▶ [What the exercise asks]: Report the count of lines holding "type" in the records, with no other words.

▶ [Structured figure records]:
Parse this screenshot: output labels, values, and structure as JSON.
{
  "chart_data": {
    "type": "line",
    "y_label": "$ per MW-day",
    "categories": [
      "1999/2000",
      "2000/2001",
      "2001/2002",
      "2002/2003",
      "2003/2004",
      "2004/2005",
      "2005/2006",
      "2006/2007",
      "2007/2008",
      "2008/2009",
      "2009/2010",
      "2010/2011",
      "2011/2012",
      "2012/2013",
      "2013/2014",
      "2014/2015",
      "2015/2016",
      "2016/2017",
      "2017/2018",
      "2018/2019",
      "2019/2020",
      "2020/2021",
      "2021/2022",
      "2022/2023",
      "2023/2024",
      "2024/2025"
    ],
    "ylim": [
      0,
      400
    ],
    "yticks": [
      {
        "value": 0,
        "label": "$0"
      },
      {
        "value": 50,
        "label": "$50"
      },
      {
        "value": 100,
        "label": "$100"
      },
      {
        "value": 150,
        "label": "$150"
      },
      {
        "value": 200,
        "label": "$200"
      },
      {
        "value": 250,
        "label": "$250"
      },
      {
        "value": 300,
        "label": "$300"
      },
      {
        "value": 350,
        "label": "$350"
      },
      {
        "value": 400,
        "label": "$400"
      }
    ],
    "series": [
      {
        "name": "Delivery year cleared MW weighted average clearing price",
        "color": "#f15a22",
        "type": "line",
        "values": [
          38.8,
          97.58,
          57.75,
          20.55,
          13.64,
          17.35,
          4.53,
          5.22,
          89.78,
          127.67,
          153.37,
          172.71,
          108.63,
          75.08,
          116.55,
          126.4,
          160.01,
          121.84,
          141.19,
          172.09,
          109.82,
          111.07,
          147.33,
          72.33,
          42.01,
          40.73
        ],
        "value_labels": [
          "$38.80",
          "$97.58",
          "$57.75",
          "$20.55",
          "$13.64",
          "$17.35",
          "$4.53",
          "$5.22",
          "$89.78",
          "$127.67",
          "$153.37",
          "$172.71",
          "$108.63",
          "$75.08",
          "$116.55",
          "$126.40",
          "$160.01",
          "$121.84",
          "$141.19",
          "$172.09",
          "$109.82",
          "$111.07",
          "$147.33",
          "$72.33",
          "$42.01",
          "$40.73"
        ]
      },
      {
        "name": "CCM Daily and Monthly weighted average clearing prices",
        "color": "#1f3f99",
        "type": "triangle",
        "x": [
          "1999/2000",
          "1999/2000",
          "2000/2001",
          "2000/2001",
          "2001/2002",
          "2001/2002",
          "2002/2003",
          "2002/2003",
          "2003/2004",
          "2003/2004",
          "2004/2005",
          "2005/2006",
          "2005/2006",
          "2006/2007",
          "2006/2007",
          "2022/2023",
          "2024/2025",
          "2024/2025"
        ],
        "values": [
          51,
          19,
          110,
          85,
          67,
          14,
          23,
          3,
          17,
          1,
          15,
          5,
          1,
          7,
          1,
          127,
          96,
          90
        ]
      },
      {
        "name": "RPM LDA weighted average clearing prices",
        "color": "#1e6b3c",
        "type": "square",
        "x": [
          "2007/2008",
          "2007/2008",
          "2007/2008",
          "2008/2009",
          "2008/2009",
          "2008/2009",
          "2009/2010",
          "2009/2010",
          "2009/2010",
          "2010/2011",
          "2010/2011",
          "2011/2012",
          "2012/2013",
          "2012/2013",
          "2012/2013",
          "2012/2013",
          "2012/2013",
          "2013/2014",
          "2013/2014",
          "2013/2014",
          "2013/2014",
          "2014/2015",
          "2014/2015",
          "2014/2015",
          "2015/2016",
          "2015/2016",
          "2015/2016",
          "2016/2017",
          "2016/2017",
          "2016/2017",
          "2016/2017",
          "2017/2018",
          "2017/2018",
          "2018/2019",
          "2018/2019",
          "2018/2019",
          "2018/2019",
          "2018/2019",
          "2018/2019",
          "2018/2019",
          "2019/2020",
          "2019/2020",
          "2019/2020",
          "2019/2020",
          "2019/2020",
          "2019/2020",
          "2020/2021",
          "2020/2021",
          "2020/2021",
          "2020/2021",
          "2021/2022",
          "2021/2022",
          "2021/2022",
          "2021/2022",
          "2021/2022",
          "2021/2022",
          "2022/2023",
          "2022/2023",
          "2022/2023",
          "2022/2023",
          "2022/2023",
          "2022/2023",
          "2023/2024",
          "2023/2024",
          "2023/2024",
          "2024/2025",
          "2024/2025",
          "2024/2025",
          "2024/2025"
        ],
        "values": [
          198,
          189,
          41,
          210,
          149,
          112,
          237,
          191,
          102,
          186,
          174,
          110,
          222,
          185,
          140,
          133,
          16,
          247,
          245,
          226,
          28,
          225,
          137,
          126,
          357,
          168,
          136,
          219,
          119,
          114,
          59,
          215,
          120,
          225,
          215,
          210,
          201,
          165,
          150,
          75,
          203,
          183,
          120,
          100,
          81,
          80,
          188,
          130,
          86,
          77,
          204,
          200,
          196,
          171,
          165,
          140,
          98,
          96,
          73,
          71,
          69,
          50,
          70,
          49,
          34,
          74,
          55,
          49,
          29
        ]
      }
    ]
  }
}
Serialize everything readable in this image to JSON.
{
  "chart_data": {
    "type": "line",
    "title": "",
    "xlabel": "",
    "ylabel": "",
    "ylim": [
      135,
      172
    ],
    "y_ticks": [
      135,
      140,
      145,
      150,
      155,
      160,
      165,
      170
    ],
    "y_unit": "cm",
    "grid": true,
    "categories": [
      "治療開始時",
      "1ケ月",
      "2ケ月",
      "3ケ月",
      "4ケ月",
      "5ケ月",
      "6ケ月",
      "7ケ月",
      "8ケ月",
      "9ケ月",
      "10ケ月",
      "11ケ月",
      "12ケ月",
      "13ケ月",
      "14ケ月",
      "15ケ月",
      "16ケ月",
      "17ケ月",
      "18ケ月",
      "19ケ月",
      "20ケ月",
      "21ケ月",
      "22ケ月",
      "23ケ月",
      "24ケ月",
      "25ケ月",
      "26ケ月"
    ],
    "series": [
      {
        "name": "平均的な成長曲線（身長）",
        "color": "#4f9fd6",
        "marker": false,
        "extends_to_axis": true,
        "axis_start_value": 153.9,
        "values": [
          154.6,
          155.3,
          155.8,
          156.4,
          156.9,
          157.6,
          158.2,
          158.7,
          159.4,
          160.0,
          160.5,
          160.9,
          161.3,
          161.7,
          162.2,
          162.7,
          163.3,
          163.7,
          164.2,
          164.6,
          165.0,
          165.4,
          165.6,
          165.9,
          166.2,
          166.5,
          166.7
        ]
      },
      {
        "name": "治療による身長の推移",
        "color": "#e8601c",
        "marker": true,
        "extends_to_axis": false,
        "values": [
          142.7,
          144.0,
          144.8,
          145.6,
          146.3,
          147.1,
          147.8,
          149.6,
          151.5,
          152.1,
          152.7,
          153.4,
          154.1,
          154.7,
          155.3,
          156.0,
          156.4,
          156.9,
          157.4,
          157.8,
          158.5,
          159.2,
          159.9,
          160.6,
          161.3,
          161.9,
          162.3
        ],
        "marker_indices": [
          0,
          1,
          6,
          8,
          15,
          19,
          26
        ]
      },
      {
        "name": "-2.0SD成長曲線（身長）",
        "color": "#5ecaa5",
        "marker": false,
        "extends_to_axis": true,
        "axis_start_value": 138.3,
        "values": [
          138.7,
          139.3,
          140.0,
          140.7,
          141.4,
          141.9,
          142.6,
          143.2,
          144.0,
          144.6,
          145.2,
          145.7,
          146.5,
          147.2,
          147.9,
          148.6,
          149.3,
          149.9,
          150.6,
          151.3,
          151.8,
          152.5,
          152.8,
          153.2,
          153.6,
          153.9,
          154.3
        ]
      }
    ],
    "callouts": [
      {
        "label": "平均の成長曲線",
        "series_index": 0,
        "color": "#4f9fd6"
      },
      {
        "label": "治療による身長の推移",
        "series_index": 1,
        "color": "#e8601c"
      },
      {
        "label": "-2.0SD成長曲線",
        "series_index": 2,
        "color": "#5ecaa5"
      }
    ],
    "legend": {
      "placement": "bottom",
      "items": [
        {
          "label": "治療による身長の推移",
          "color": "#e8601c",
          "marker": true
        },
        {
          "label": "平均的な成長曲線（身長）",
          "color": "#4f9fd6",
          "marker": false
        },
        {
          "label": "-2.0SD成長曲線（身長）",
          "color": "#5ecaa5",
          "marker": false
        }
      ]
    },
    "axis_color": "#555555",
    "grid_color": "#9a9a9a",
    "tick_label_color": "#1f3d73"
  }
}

▶ [Written answer]: 5